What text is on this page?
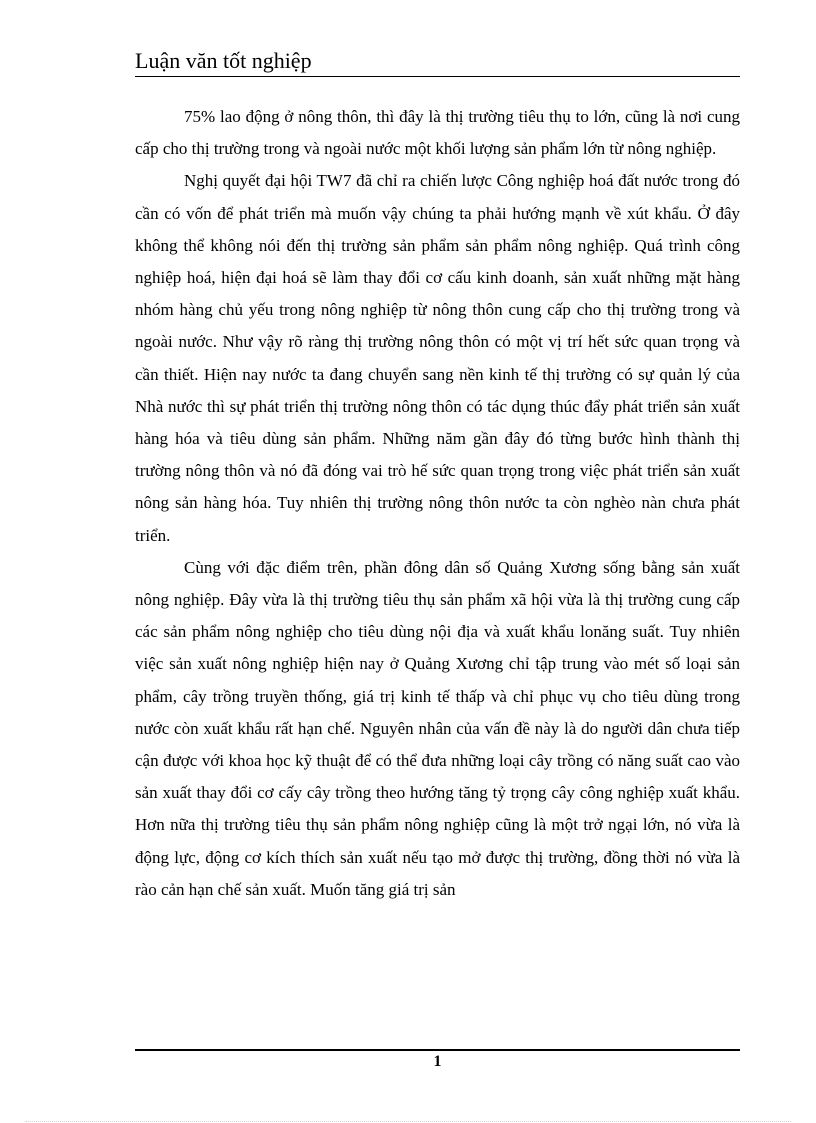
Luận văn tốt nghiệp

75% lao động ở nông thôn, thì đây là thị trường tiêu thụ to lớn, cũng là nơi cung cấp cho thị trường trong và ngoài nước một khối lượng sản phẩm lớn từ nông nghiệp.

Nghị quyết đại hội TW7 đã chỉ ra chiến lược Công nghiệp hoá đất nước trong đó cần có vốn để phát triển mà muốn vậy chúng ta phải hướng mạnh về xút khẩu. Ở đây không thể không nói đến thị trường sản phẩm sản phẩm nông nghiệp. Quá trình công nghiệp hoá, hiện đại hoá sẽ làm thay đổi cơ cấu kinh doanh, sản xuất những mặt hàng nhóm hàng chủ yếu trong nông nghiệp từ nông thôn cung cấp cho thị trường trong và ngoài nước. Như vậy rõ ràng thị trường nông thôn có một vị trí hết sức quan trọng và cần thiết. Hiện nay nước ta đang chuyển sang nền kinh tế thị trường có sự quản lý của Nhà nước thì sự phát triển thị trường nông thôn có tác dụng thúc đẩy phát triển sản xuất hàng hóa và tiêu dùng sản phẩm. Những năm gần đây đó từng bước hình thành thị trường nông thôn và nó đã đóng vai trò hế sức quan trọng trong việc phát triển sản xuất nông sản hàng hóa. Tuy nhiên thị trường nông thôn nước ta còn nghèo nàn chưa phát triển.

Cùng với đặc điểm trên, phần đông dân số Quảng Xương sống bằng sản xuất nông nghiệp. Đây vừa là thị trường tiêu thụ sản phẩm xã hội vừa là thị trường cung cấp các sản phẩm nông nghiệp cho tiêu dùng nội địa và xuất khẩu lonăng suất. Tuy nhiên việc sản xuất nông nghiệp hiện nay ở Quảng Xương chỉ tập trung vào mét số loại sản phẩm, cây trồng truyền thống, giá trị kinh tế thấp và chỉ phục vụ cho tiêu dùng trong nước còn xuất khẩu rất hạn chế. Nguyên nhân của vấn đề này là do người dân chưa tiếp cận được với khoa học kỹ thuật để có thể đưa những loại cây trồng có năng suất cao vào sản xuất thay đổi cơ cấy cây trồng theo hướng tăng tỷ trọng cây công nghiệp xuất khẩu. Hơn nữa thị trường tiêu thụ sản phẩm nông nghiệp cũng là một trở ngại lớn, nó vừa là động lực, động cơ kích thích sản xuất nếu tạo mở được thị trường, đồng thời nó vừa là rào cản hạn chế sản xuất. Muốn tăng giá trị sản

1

· · · · · · ·

* [Aim]
Make an exact copy of all the material, but keep the pictures out of it.

* [Output of the task]
What text is on this page?
Luận văn tốt nghiệp

75% lao động ở nông thôn, thì đây là thị trường tiêu thụ to lớn, cũng là nơi cung cấp cho thị trường trong và ngoài nước một khối lượng sản phẩm lớn từ nông nghiệp.

Nghị quyết đại hội TW7 đã chỉ ra chiến lược Công nghiệp hoá đất nước trong đó cần có vốn để phát triển mà muốn vậy chúng ta phải hướng mạnh về xút khẩu. Ở đây không thể không nói đến thị trường sản phẩm sản phẩm nông nghiệp. Quá trình công nghiệp hoá, hiện đại hoá sẽ làm thay đổi cơ cấu kinh doanh, sản xuất những mặt hàng nhóm hàng chủ yếu trong nông nghiệp từ nông thôn cung cấp cho thị trường trong và ngoài nước. Như vậy rõ ràng thị trường nông thôn có một vị trí hết sức quan trọng và cần thiết. Hiện nay nước ta đang chuyển sang nền kinh tế thị trường có sự quản lý của Nhà nước thì sự phát triển thị trường nông thôn có tác dụng thúc đẩy phát triển sản xuất hàng hóa và tiêu dùng sản phẩm. Những năm gần đây đó từng bước hình thành thị trường nông thôn và nó đã đóng vai trò hế sức quan trọng trong việc phát triển sản xuất nông sản hàng hóa. Tuy nhiên thị trường nông thôn nước ta còn nghèo nàn chưa phát triển.

Cùng với đặc điểm trên, phần đông dân số Quảng Xương sống bằng sản xuất nông nghiệp. Đây vừa là thị trường tiêu thụ sản phẩm xã hội vừa là thị trường cung cấp các sản phẩm nông nghiệp cho tiêu dùng nội địa và xuất khẩu lonăng suất. Tuy nhiên việc sản xuất nông nghiệp hiện nay ở Quảng Xương chỉ tập trung vào mét số loại sản phẩm, cây trồng truyền thống, giá trị kinh tế thấp và chỉ phục vụ cho tiêu dùng trong nước còn xuất khẩu rất hạn chế. Nguyên nhân của vấn đề này là do người dân chưa tiếp cận được với khoa học kỹ thuật để có thể đưa những loại cây trồng có năng suất cao vào sản xuất thay đổi cơ cấy cây trồng theo hướng tăng tỷ trọng cây công nghiệp xuất khẩu. Hơn nữa thị trường tiêu thụ sản phẩm nông nghiệp cũng là một trở ngại lớn, nó vừa là động lực, động cơ kích thích sản xuất nếu tạo mở được thị trường, đồng thời nó vừa là rào cản hạn chế sản xuất. Muốn tăng giá trị sản

1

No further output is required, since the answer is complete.